## EXERCISE OBJECTIVE
Write each line out again exactly as written.

━━ MATERIALS PROVIDED ━━

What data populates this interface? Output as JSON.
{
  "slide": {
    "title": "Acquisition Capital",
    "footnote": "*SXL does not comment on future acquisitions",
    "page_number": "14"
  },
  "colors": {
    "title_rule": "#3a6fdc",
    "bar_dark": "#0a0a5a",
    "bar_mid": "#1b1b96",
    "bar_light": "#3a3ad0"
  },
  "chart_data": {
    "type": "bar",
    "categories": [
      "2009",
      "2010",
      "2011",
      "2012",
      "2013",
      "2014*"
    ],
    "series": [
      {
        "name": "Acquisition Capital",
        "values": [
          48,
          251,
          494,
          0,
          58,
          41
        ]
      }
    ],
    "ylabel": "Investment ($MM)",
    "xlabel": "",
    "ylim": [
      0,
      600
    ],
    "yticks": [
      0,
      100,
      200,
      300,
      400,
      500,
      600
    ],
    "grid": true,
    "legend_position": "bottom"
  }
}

━━━

## RESPONSE TO THE TASK
What data populates this interface? Output as JSON.
{
  "slide": {
    "title": "Acquisition Capital",
    "footnote": "*SXL does not comment on future acquisitions",
    "page_number": "14"
  },
  "colors": {
    "title_rule": "#3a6fdc",
    "bar_dark": "#0a0a5a",
    "bar_mid": "#1b1b96",
    "bar_light": "#3a3ad0"
  },
  "chart_data": {
    "type": "bar",
    "categories": [
      "2009",
      "2010",
      "2011",
      "2012",
      "2013",
      "2014*"
    ],
    "series": [
      {
        "name": "Acquisition Capital",
        "values": [
          48,
          251,
          494,
          0,
          58,
          41
        ]
      }
    ],
    "ylabel": "Investment ($MM)",
    "xlabel": "",
    "ylim": [
      0,
      600
    ],
    "yticks": [
      0,
      100,
      200,
      300,
      400,
      500,
      600
    ],
    "grid": true,
    "legend_position": "bottom"
  }
}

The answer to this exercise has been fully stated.